- **GOAL**
Scan the lines below; pull out those with "screenshot".
## start INFORMATION SHOWN
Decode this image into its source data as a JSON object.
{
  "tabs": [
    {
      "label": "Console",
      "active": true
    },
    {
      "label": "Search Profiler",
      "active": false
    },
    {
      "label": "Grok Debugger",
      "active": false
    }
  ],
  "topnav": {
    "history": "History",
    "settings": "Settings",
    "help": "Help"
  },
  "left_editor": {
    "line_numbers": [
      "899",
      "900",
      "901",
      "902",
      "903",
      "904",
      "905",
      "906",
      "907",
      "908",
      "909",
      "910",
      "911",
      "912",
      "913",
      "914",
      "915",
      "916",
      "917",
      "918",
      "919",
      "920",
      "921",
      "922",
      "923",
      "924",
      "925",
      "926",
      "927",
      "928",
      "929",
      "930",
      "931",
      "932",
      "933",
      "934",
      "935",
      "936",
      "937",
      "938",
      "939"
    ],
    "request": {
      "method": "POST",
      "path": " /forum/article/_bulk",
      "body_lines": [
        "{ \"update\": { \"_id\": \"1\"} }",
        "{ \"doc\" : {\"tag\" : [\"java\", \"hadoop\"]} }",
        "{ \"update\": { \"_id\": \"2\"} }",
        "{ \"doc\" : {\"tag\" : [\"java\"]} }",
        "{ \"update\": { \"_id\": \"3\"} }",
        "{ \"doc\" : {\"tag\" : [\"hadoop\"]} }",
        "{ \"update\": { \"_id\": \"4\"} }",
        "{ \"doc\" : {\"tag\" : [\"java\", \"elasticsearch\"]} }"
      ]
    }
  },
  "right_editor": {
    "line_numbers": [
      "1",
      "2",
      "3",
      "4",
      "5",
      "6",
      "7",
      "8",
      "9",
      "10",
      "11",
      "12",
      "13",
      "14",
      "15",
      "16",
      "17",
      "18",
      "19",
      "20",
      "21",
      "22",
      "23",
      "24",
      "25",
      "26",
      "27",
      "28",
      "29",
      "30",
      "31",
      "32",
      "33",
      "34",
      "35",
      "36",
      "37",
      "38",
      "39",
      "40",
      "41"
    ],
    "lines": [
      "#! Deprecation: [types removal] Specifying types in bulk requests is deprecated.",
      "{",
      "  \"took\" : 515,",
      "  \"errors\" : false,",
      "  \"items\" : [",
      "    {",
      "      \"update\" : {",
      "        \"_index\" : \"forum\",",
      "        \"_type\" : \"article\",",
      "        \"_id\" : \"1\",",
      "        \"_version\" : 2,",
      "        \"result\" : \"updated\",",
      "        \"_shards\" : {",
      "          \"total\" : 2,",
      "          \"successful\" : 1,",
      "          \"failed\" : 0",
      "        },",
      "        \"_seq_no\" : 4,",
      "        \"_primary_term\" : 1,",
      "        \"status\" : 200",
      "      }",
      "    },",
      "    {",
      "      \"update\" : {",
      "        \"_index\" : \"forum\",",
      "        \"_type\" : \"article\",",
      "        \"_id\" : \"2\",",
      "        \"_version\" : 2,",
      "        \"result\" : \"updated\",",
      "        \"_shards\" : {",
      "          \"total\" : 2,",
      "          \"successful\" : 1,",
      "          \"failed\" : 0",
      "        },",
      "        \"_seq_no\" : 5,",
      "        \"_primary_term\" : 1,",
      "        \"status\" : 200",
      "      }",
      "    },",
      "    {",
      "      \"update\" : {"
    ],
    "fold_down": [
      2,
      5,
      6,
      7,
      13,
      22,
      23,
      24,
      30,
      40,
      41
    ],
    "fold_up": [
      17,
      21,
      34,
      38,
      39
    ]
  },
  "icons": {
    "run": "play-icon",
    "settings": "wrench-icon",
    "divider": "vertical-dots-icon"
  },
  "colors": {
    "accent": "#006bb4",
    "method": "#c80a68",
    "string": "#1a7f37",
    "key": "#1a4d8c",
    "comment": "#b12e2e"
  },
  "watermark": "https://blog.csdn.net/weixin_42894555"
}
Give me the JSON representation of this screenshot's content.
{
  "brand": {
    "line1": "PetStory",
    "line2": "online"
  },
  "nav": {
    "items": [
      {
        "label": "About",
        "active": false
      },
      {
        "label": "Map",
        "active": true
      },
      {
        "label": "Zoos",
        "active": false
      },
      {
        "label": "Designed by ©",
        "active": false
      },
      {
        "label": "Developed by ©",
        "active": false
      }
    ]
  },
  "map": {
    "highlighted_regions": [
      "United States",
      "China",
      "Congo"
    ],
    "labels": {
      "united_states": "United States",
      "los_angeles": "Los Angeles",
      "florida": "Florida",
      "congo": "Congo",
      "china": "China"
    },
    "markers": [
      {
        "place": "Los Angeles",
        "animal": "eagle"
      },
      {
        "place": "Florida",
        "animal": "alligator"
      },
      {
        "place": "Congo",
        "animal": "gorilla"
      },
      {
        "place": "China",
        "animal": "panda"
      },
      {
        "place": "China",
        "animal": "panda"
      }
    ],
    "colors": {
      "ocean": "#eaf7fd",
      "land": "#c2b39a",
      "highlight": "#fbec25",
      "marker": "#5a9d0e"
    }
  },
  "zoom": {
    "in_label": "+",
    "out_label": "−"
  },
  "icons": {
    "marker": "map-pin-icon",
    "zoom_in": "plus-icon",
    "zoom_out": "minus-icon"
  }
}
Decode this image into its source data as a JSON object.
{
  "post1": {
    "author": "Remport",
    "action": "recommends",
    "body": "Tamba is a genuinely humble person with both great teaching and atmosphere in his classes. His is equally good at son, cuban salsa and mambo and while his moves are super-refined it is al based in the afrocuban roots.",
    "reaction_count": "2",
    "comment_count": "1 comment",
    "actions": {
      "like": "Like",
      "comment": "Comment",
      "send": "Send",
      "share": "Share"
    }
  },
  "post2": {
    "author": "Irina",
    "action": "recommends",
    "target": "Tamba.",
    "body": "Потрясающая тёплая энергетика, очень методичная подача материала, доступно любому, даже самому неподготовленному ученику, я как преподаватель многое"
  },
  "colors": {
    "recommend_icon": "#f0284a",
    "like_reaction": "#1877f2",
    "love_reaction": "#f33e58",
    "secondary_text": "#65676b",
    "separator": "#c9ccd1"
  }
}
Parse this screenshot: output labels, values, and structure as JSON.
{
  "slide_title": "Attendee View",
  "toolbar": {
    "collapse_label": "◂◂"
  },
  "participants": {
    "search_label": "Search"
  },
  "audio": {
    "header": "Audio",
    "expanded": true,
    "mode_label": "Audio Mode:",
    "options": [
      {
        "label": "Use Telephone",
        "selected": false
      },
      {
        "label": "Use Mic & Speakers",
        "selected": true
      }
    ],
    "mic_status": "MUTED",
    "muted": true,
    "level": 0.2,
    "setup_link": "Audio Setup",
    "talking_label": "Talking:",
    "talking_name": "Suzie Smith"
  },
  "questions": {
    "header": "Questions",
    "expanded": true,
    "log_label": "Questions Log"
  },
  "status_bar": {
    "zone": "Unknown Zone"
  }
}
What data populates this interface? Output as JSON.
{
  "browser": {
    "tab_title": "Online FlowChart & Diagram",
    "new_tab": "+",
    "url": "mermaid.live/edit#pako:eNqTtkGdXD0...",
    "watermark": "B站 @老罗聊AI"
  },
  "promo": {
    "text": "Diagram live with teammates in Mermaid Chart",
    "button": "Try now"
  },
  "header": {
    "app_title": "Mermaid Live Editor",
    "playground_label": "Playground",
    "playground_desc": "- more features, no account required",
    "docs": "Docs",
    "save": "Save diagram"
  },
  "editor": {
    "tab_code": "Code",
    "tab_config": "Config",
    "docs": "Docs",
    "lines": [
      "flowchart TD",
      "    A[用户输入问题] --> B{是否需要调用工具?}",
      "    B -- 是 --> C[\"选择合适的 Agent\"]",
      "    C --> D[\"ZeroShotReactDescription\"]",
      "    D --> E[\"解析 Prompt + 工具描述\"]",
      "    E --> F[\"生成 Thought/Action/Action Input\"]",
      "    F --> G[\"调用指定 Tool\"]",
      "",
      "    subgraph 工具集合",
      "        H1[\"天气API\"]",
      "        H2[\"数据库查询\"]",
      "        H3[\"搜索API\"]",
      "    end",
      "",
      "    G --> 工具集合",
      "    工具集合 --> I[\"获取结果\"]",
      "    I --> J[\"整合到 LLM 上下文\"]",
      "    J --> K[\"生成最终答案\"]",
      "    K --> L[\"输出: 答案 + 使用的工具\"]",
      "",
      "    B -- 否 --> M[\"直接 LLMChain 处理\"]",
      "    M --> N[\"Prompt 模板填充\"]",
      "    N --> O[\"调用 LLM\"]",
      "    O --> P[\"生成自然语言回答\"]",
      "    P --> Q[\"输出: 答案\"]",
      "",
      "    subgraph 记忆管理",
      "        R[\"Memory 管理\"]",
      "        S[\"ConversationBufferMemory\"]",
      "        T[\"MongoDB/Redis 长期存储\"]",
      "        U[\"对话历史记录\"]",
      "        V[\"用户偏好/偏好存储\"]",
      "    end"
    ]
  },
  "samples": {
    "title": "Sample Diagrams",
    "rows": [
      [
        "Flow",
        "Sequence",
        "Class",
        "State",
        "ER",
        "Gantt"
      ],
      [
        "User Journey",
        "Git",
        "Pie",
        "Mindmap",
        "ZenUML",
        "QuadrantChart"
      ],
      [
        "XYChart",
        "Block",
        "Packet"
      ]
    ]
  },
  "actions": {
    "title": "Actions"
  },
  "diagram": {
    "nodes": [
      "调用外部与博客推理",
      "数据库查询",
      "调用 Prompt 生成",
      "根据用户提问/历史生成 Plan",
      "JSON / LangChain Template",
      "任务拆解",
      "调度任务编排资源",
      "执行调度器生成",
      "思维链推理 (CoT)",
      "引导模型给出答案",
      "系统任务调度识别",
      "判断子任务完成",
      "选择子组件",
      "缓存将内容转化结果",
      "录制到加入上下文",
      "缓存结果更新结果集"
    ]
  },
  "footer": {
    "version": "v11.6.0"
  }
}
## end INFORMATION SHOWN
- **RESPONSE**
Give me the JSON representation of this screenshot's content.
Parse this screenshot: output labels, values, and structure as JSON.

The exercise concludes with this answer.